PASSAGE GIVEN —
-- BEGIN --

# 15 gallon Biotope?



## hughitt1 (Jun 19, 2006)

Sure. How much lighting do you have now? and how tall is the tank?
I would add some small pieces of driftwood, or at least one. A few nice and easy plants to get a hold of from the Amazon include:


Brazilian pennywort
Spiral Val
Sagittaria sp.
Amazon frogbit (floating)

You could also include a smaller amazon sword sp. (e.g. black amazon sword), they are pretty hardy.

If you want to try and get a more authentic biotope feel, you could also consider adding some leaf litter (read up on this before you do it though to make sure the leaves you add are okay), and filter with peat moss to give it a tea-colored look.

What are you planning to do with the Gouramis by the way? They are really cool fish too! (although not quite from the Amazon).

Goodluck with your tank!


----------



## plant_addict (Aug 14, 2006)

Ok, first of all the tank is 2'x1'x1'. The lighting is 60watts which is goes over 2 tanks. The gouramis i'll probably give to my friends if i'm unable to find a place to keep it. For swords its a bit hard for me to get ahold of cause all swords i see are pretty big and exspensive and again i'm a student so i'm not so good when it comes to money. I have a couple pieces of driftwood in my backyard that i can try using.


----------



## plant_addict (Aug 14, 2006)

-- END --

DATA LINES —
-- BEGIN --

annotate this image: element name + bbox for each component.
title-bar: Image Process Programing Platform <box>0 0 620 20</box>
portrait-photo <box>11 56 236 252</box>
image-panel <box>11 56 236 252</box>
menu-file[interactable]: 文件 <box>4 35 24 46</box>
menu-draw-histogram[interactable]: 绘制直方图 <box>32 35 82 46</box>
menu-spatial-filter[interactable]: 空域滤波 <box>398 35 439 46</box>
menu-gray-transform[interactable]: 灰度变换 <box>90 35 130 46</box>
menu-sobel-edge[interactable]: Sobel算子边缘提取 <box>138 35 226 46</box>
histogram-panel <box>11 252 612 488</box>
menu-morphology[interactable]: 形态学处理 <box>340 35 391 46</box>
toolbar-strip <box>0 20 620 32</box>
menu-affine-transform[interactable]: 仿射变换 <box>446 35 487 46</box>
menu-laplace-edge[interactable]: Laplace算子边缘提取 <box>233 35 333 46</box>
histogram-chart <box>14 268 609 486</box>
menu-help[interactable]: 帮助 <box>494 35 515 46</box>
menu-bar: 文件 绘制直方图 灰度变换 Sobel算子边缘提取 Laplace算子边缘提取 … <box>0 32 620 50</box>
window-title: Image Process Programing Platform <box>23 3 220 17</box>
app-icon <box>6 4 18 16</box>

-- END --
-- BEGIN --

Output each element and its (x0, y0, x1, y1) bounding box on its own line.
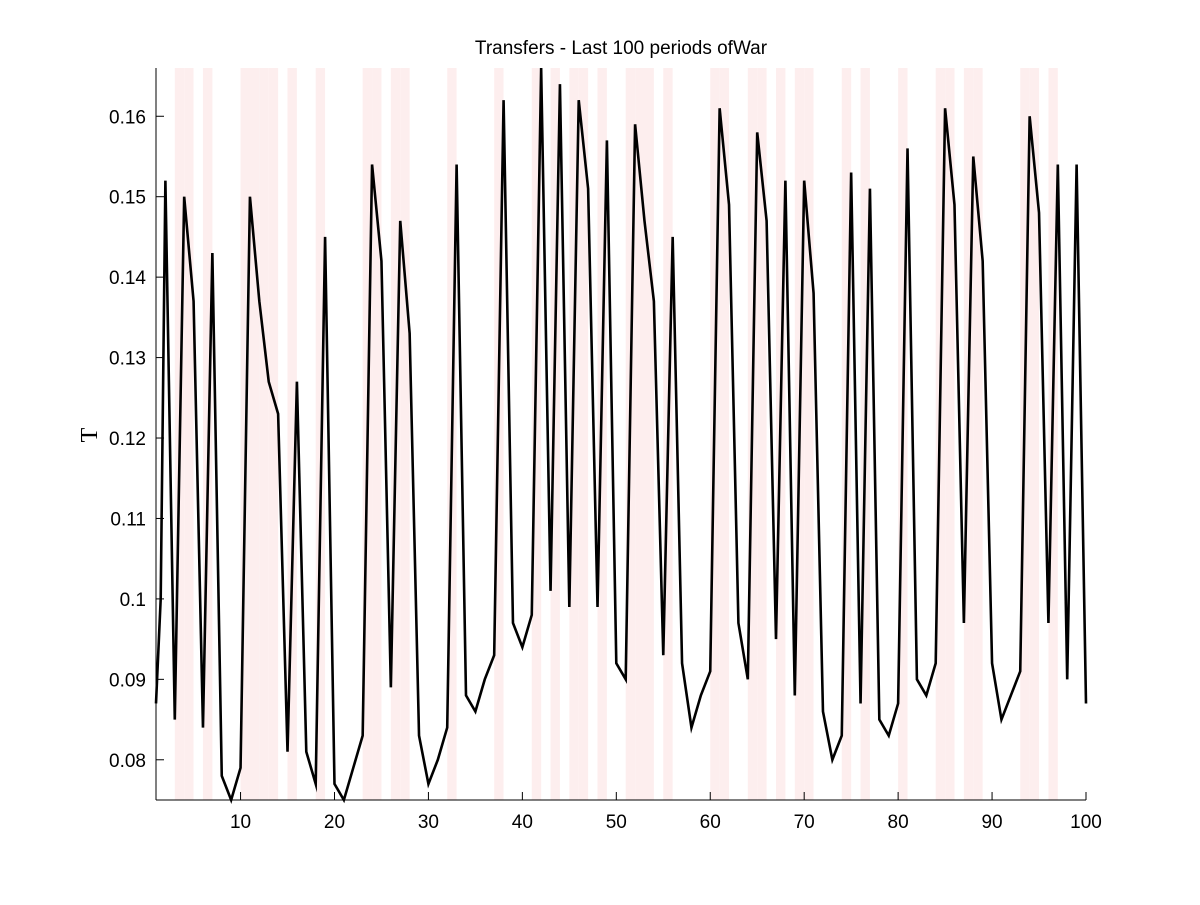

-- END --

OBJECTIVES —
1: Can you turn the paragraph of the biotope thread that begins "Ok, first of all the tank is 2'x1'x1'" into a short list that keeps its main facts?
2: Would you set down the portion of the biotope thread starting with "# 15 gallon" and going on through "Amazon frogbit (floating)", copied word for word?
The data was taken from a separate source.

RESULTS FOR EACH TASK —
1:
- The tank measures 2'x1'x1'.
- The lighting is 60 watts and is shared between two tanks.
- The gouramis will probably go to friends if no place can be found for them.
- Swords are hard to get, since the ones available are large and expensive, and money is tight for a student.
- A couple of pieces of driftwood from the backyard could be used.

2:
# 15 gallon Biotope?



## hughitt1 (Jun 19, 2006)

Sure. How much lighting do you have now? and how tall is the tank?
I would add some small pieces of driftwood, or at least one. A few nice and easy plants to get a hold of from the Amazon include:


Brazilian pennywort
Spiral Val
Sagittaria sp.
Amazon frogbit (floating)